▶ PROBLEM DETAILS: Output all records precisely as written.

▶ RECORDS FOR THIS EXERCISE:
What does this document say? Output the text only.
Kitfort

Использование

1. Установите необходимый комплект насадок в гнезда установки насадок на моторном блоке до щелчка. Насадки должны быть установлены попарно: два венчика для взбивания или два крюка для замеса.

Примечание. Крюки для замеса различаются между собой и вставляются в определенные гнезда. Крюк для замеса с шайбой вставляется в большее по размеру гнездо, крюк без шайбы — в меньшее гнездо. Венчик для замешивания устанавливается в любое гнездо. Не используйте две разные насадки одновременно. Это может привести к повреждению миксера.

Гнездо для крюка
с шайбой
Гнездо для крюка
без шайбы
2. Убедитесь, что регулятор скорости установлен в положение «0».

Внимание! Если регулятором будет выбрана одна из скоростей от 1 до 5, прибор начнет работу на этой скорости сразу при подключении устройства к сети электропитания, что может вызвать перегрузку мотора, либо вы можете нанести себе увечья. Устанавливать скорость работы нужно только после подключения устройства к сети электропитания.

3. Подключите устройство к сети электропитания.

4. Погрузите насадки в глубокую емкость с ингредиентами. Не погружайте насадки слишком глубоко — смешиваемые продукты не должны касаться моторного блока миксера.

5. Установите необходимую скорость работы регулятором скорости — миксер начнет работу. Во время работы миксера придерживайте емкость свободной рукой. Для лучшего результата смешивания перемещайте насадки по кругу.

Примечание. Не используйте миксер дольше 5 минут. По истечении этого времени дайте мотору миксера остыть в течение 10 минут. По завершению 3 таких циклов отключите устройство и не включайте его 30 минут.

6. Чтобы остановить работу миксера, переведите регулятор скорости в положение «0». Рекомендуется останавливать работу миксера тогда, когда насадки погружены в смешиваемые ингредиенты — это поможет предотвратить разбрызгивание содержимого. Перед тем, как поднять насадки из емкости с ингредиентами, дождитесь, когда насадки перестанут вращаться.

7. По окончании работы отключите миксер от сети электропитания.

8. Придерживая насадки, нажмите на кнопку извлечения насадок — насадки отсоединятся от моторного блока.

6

▶ ANSWER BELOW:
What does this document say? Output the text only.
Kitfort

Использование

1. Установите необходимый комплект насадок в гнезда установки насадок на моторном блоке до щелчка. Насадки должны быть установлены попарно: два венчика для взбивания или два крюка для замеса.

Примечание. Крюки для замеса различаются между собой и вставляются в определенные гнезда. Крюк для замеса с шайбой вставляется в большее по размеру гнездо, крюк без шайбы — в меньшее гнездо. Венчик для замешивания устанавливается в любое гнездо. Не используйте две разные насадки одновременно. Это может привести к повреждению миксера.

Гнездо для крюка
с шайбой
Гнездо для крюка
без шайбы
2. Убедитесь, что регулятор скорости установлен в положение «0».

Внимание! Если регулятором будет выбрана одна из скоростей от 1 до 5, прибор начнет работу на этой скорости сразу при подключении устройства к сети электропитания, что может вызвать перегрузку мотора, либо вы можете нанести себе увечья. Устанавливать скорость работы нужно только после подключения устройства к сети электропитания.

3. Подключите устройство к сети электропитания.

4. Погрузите насадки в глубокую емкость с ингредиентами. Не погружайте насадки слишком глубоко — смешиваемые продукты не должны касаться моторного блока миксера.

5. Установите необходимую скорость работы регулятором скорости — миксер начнет работу. Во время работы миксера придерживайте емкость свободной рукой. Для лучшего результата смешивания перемещайте насадки по кругу.

Примечание. Не используйте миксер дольше 5 минут. По истечении этого времени дайте мотору миксера остыть в течение 10 минут. По завершению 3 таких циклов отключите устройство и не включайте его 30 минут.

6. Чтобы остановить работу миксера, переведите регулятор скорости в положение «0». Рекомендуется останавливать работу миксера тогда, когда насадки погружены в смешиваемые ингредиенты — это поможет предотвратить разбрызгивание содержимого. Перед тем, как поднять насадки из емкости с ингредиентами, дождитесь, когда насадки перестанут вращаться.

7. По окончании работы отключите миксер от сети электропитания.

8. Придерживая насадки, нажмите на кнопку извлечения насадок — насадки отсоединятся от моторного блока.

6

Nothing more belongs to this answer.